(Data records)
=-=-=
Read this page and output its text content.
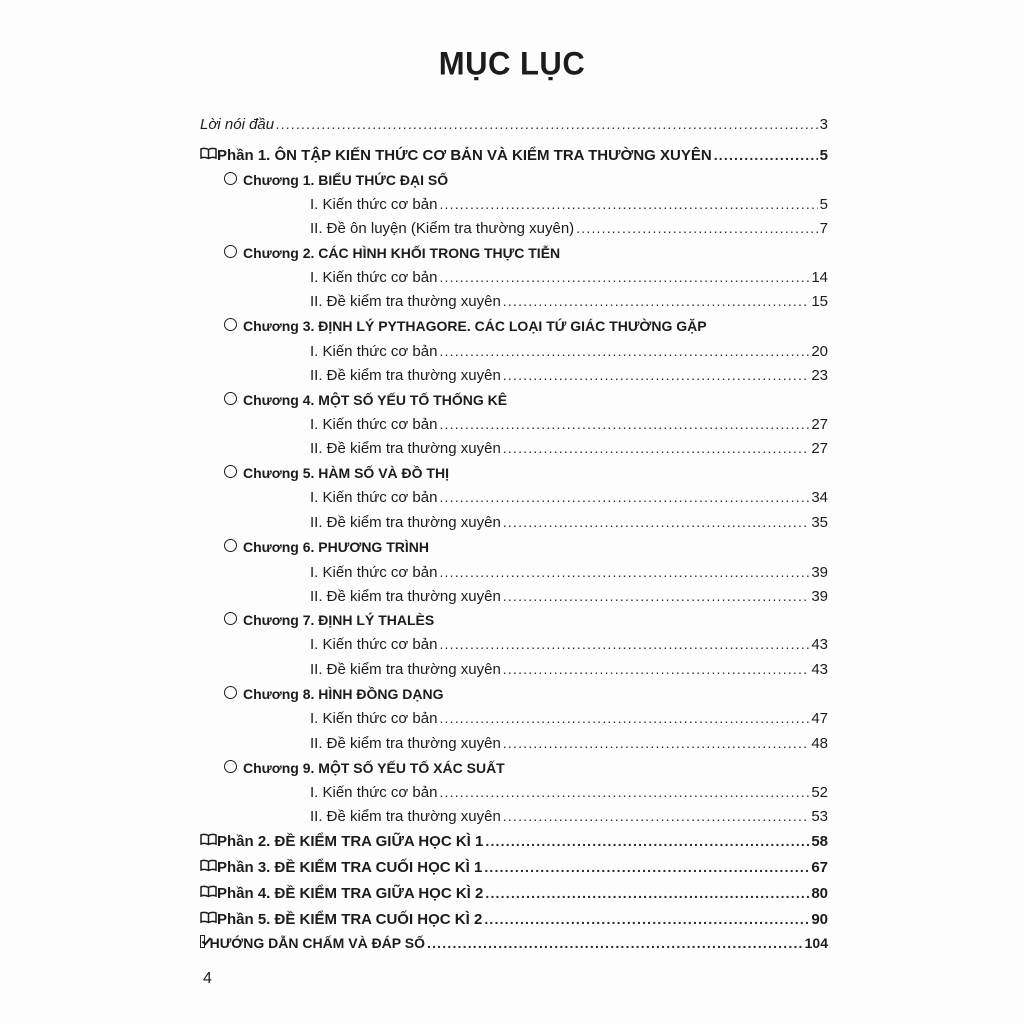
MỤC LỤC
Lời nói đầu .....	3
Phần 1. ÔN TẬP KIẾN THỨC CƠ BẢN VÀ KIỂM TRA THƯỜNG XUYÊN .....	5
Chương 1. BIỂU THỨC ĐẠI SỐ
I. Kiến thức cơ bản .....	5
II. Đề ôn luyện (Kiểm tra thường xuyên) .....	7
Chương 2. CÁC HÌNH KHỐI TRONG THỰC TIỄN
I. Kiến thức cơ bản .....	14
II. Đề kiểm tra thường xuyên .....	15
Chương 3. ĐỊNH LÝ PYTHAGORE. CÁC LOẠI TỨ GIÁC THƯỜNG GẶP
I. Kiến thức cơ bản .....	20
II. Đề kiểm tra thường xuyên .....	23
Chương 4. MỘT SỐ YẾU TỐ THỐNG KÊ
I. Kiến thức cơ bản .....	27
II. Đề kiểm tra thường xuyên .....	27
Chương 5. HÀM SỐ VÀ ĐỒ THỊ
I. Kiến thức cơ bản .....	34
II. Đề kiểm tra thường xuyên .....	35
Chương 6. PHƯƠNG TRÌNH
I. Kiến thức cơ bản .....	39
II. Đề kiểm tra thường xuyên .....	39
Chương 7. ĐỊNH LÝ THALÈS
I. Kiến thức cơ bản .....	43
II. Đề kiểm tra thường xuyên .....	43
Chương 8. HÌNH ĐỒNG DẠNG
I. Kiến thức cơ bản .....	47
II. Đề kiểm tra thường xuyên .....	48
Chương 9. MỘT SỐ YẾU TỐ XÁC SUẤT
I. Kiến thức cơ bản .....	52
II. Đề kiểm tra thường xuyên .....	53
Phần 2. ĐỀ KIỂM TRA GIỮA HỌC KÌ 1 .....	58
Phần 3. ĐỀ KIỂM TRA CUỐI HỌC KÌ 1 .....	67
Phần 4. ĐỀ KIỂM TRA GIỮA HỌC KÌ 2 .....	80
Phần 5. ĐỀ KIỂM TRA CUỐI HỌC KÌ 2 .....	90
HƯỚNG DẪN CHẤM VÀ ĐÁP SỐ .....	104
4
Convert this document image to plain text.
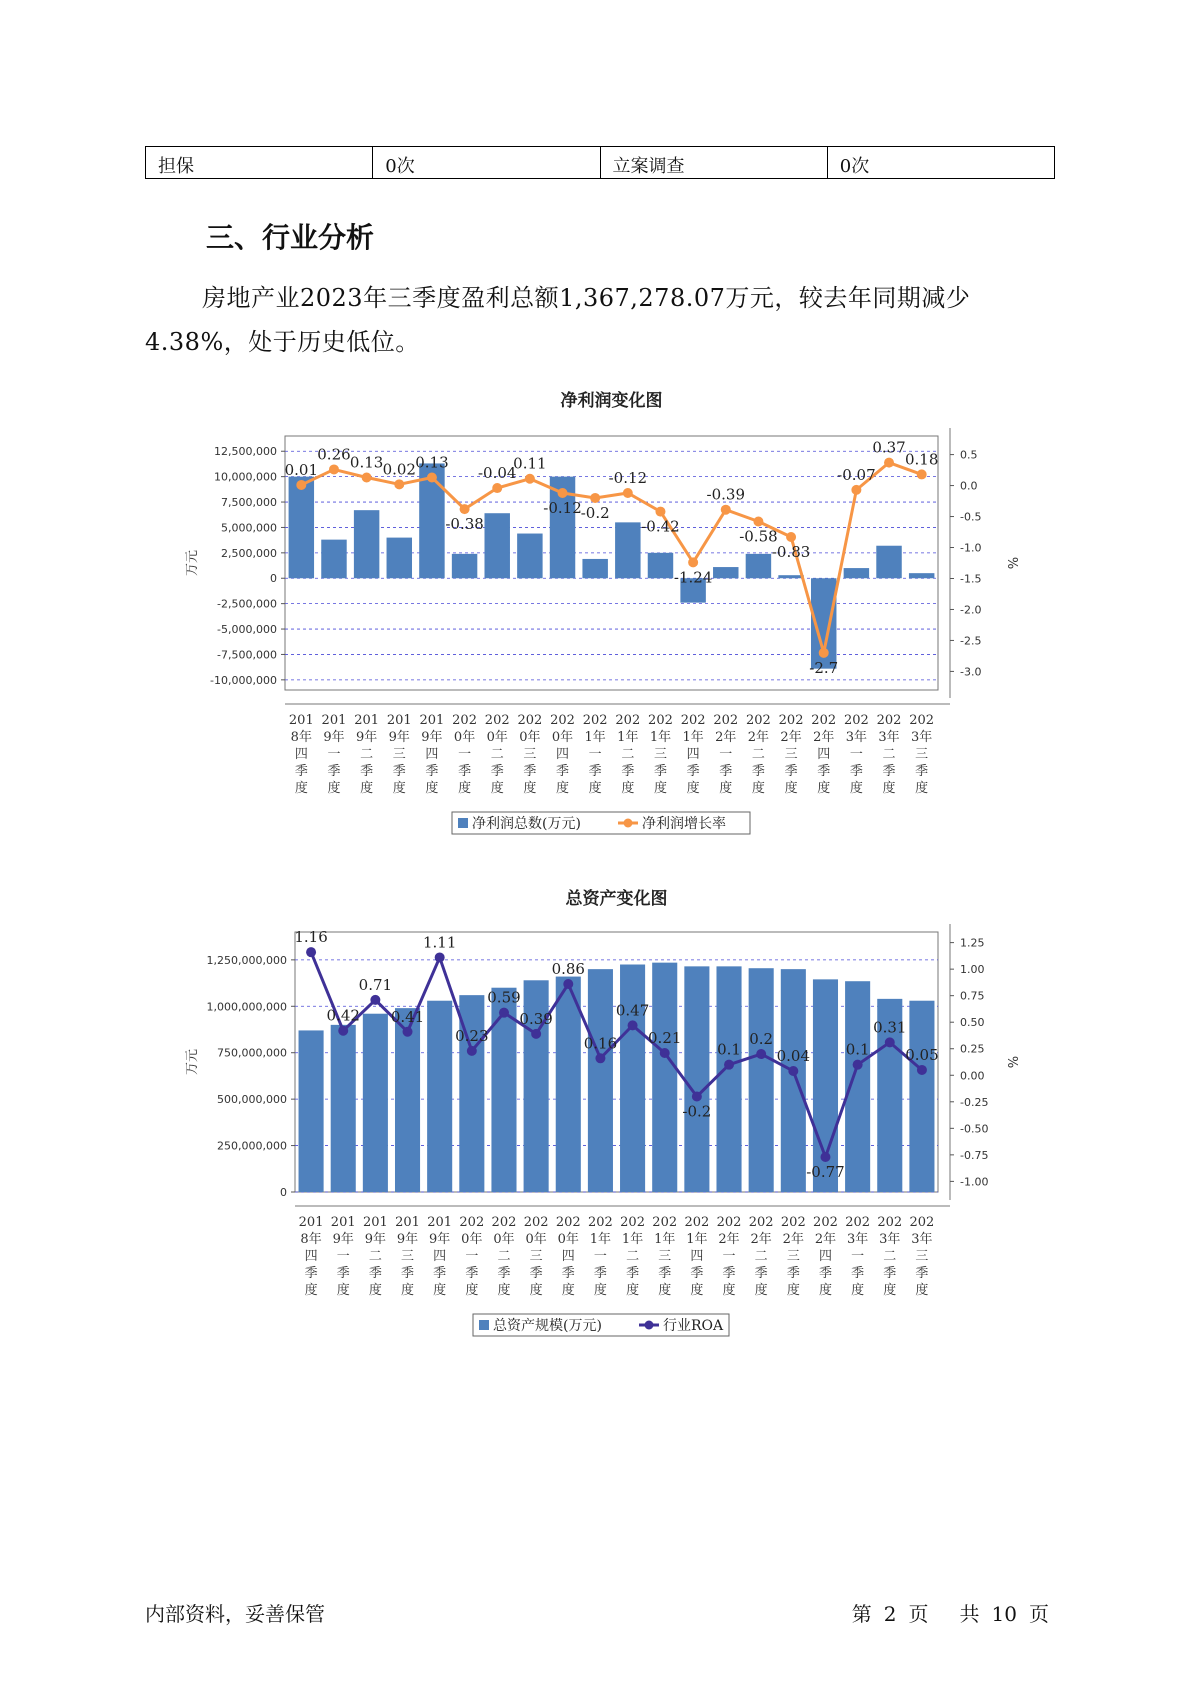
担保	0次	立案调查	0次
三、行业分析

房地产业2023年三季度盈利总额1,367,278.07万元，较去年同期减少4.38%，处于历史低位。

净利润变化图
12,500,000
10,000,000
7,500,000
5,000,000
2,500,000
0
-2,500,000
-5,000,000
-7,500,000
-10,000,000
0.5
0.0
-0.5
-1.0
-1.5
-2.0
-2.5
-3.0
万元	%
201 8年四季度
201 9年一季度
201 9年二季度
201 9年三季度
201 9年四季度
202 0年一季度
202 0年二季度
202 0年三季度
202 0年四季度
202 1年一季度
202 1年二季度
202 1年三季度
202 1年四季度
202 2年一季度
202 2年二季度
202 2年三季度
202 2年四季度
202 3年一季度
202 3年二季度
202 3年三季度
0.01
0.26 0.13 0.02 0.13
-0.38
-0.04
0.11
-0.12
-0.2
-0.12
-0.42
-1.24
-0.39
-0.58
-0.83
-2.7
-0.07
0.37
0.18
净利润总数(万元)	净利润增长率
总资产变化图
1,250,000,000
1,000,000,000
750,000,000
500,000,000
250,000,000
0
1.25
1.00
0.75
0.50
0.25
0.00
-0.25
-0.50
-0.75
-1.00
万元	%
201 8年四季度
201 9年一季度
201 9年二季度
201 9年三季度
201 9年四季度
202 0年一季度
202 0年二季度
202 0年三季度
202 0年四季度
202 1年一季度
202 1年二季度
202 1年三季度
202 1年四季度
202 2年一季度
202 2年二季度
202 2年三季度
202 2年四季度
202 3年一季度
202 3年二季度
202 3年三季度
1.16
0.42
0.71
0.41
1.11
0.23
0.59
0.39
0.86
0.16
0.47
0.21
-0.2
0.1
0.2
0.04
-0.77
0.1
0.31
0.05
总资产规模(万元)	行业ROA
内部资料，妥善保管	第 2 页 共 10 页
=-=-=
Given instruction —
Search the entries for the word "GIỮA", then list each line that holds it.

Answer to this task —
Phần 2. ĐỀ KIỂM TRA GIỮA HỌC KÌ 1 .....	58
Phần 4. ĐỀ KIỂM TRA GIỮA HỌC KÌ 2 .....	80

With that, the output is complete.